### Your task
Repeat every line below exactly, word for word.

### Source data
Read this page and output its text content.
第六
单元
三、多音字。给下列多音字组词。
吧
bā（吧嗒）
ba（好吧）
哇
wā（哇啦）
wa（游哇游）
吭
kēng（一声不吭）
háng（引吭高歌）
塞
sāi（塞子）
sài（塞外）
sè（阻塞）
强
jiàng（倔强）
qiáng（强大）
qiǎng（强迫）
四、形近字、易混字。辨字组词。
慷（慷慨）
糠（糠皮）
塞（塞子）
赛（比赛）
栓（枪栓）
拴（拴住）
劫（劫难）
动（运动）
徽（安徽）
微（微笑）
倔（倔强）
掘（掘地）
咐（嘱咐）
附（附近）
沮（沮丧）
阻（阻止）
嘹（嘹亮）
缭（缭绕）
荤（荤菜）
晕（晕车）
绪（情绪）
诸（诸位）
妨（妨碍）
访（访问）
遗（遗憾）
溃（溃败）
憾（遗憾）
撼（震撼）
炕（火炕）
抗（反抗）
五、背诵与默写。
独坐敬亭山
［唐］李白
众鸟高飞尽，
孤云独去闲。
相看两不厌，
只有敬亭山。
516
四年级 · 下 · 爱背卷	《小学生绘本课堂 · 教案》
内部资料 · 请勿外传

### Written answer
Read this page and output its text content.
第六
单元
三、多音字。给下列多音字组词。
吧
bā（吧嗒）
ba（好吧）
哇
wā（哇啦）
wa（游哇游）
吭
kēng（一声不吭）
háng（引吭高歌）
塞
sāi（塞子）
sài（塞外）
sè（阻塞）
强
jiàng（倔强）
qiáng（强大）
qiǎng（强迫）
四、形近字、易混字。辨字组词。
慷（慷慨）
糠（糠皮）
塞（塞子）
赛（比赛）
栓（枪栓）
拴（拴住）
劫（劫难）
动（运动）
徽（安徽）
微（微笑）
倔（倔强）
掘（掘地）
咐（嘱咐）
附（附近）
沮（沮丧）
阻（阻止）
嘹（嘹亮）
缭（缭绕）
荤（荤菜）
晕（晕车）
绪（情绪）
诸（诸位）
妨（妨碍）
访（访问）
遗（遗憾）
溃（溃败）
憾（遗憾）
撼（震撼）
炕（火炕）
抗（反抗）
五、背诵与默写。
独坐敬亭山
［唐］李白
众鸟高飞尽，
孤云独去闲。
相看两不厌，
只有敬亭山。
516
四年级 · 下 · 爱背卷	《小学生绘本课堂 · 教案》
内部资料 · 请勿外传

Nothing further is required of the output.